What the task asks:
Filter this data down to the lines that hold "TiCl₄", and copy them.

====== Records supplied ======

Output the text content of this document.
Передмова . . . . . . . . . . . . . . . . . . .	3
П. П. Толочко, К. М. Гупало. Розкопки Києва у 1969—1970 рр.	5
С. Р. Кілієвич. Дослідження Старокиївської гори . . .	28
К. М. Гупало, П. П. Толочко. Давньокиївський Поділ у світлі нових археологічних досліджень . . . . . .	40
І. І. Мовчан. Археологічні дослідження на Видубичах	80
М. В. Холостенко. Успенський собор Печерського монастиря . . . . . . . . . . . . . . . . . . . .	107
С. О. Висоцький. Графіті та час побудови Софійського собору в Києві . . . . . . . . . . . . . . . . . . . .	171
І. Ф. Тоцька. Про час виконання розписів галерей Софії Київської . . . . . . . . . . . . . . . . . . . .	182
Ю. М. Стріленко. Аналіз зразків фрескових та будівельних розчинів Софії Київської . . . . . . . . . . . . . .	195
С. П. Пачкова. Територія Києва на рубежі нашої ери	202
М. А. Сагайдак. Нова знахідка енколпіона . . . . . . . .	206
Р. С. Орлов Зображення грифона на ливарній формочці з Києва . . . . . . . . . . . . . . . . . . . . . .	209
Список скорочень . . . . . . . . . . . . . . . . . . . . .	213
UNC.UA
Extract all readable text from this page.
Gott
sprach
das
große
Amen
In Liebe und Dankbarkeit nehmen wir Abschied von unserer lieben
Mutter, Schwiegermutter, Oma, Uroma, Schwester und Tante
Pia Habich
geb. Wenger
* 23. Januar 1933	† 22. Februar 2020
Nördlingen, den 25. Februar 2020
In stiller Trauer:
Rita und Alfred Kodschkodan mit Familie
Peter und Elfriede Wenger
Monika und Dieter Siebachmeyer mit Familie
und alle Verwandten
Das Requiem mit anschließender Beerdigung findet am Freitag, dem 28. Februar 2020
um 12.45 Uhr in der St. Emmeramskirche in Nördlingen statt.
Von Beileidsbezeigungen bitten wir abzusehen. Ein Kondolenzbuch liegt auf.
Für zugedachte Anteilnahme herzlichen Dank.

======
====== Records supplied ======

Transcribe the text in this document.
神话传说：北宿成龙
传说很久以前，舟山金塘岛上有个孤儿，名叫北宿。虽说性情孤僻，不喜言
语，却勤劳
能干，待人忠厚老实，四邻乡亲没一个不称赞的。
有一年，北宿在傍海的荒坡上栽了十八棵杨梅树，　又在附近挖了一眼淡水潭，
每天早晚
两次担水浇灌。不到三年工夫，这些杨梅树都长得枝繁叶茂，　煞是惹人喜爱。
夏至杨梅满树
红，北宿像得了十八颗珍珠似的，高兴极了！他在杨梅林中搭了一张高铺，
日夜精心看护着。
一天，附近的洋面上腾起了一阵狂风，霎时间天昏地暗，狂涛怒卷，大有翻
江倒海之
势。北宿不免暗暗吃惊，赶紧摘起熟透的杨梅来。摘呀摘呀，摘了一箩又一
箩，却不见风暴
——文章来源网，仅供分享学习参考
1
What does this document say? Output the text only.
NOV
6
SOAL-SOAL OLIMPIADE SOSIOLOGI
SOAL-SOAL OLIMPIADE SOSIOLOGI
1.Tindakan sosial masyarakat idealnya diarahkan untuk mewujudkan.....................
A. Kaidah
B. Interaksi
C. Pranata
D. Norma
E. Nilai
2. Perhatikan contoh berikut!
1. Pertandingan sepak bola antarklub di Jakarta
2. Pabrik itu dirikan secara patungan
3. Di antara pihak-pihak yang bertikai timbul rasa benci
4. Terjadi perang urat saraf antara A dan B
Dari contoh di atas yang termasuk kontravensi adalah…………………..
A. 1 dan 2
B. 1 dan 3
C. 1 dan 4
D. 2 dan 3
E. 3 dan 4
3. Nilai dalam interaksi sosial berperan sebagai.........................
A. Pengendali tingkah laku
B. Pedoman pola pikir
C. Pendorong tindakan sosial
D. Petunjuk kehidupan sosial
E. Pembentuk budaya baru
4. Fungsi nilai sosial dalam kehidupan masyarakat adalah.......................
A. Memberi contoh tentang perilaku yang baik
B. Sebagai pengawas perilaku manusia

======
====== Records supplied ======

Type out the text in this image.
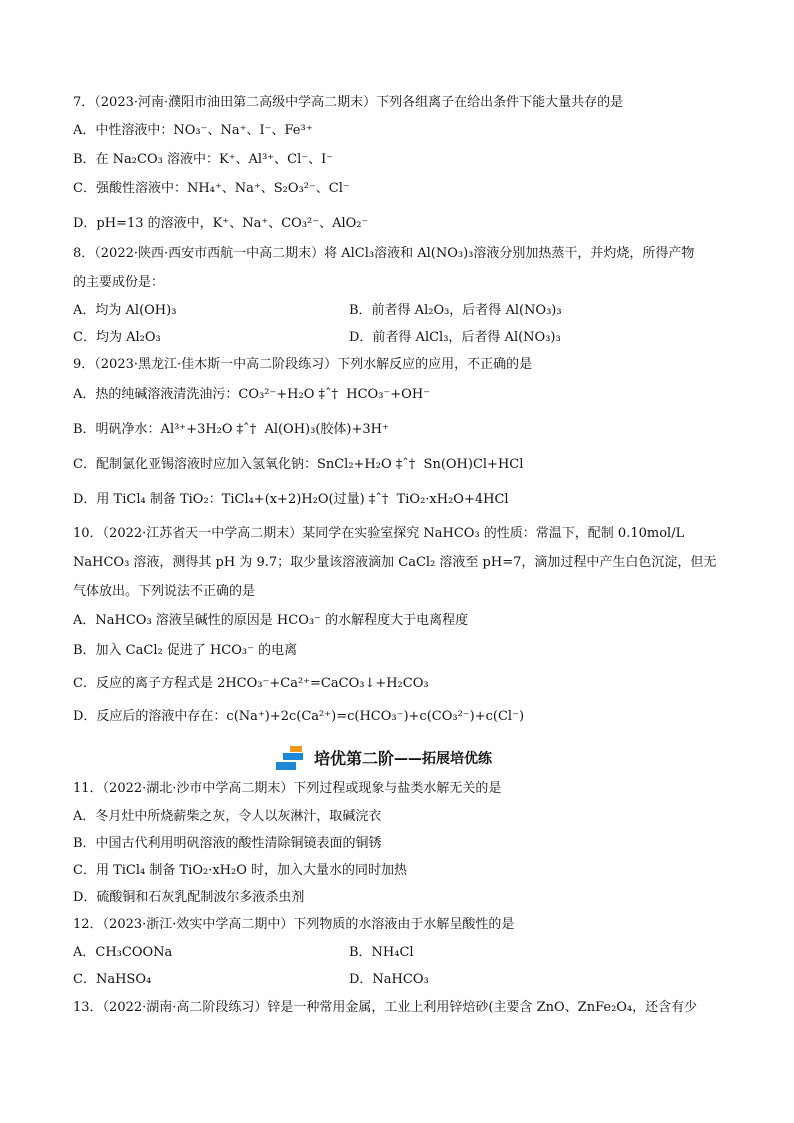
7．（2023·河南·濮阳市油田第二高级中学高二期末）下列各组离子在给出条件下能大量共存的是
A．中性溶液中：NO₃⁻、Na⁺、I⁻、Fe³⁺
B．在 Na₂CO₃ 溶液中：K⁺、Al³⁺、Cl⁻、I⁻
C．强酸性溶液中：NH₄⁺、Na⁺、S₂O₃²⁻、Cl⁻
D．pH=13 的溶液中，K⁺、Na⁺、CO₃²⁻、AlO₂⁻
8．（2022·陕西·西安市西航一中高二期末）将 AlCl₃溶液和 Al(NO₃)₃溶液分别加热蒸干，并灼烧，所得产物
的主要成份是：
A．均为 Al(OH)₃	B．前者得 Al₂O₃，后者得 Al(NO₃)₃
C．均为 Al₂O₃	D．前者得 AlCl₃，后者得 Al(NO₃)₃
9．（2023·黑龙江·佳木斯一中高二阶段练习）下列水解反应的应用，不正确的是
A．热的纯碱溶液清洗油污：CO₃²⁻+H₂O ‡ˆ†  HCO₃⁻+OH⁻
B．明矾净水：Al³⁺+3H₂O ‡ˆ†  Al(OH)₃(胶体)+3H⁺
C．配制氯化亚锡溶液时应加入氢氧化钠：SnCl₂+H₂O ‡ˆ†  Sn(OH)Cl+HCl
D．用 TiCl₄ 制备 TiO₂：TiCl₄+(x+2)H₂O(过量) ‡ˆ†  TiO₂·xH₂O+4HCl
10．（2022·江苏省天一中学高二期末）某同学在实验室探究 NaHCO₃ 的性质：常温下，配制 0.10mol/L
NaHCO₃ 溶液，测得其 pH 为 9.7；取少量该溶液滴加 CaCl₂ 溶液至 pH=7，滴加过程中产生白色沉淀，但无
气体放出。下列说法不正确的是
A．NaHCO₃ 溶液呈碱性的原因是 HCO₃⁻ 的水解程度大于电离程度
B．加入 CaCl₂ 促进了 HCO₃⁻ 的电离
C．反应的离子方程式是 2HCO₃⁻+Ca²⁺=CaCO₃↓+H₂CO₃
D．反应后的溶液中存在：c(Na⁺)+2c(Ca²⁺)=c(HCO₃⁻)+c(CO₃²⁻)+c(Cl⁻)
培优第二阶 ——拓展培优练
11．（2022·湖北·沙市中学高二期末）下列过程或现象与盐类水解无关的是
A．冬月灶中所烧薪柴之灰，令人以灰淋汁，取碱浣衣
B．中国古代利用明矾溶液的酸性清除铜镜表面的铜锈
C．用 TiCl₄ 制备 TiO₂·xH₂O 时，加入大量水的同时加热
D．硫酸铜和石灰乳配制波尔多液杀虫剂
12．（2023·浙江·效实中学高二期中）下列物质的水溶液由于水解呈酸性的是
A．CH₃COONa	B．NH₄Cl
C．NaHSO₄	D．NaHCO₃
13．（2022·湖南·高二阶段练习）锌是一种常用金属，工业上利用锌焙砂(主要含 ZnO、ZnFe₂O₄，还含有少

======

Expected answer:
D．用 TiCl₄ 制备 TiO₂：TiCl₄+(x+2)H₂O(过量) ‡ˆ†  TiO₂·xH₂O+4HCl
C．用 TiCl₄ 制备 TiO₂·xH₂O 时，加入大量水的同时加热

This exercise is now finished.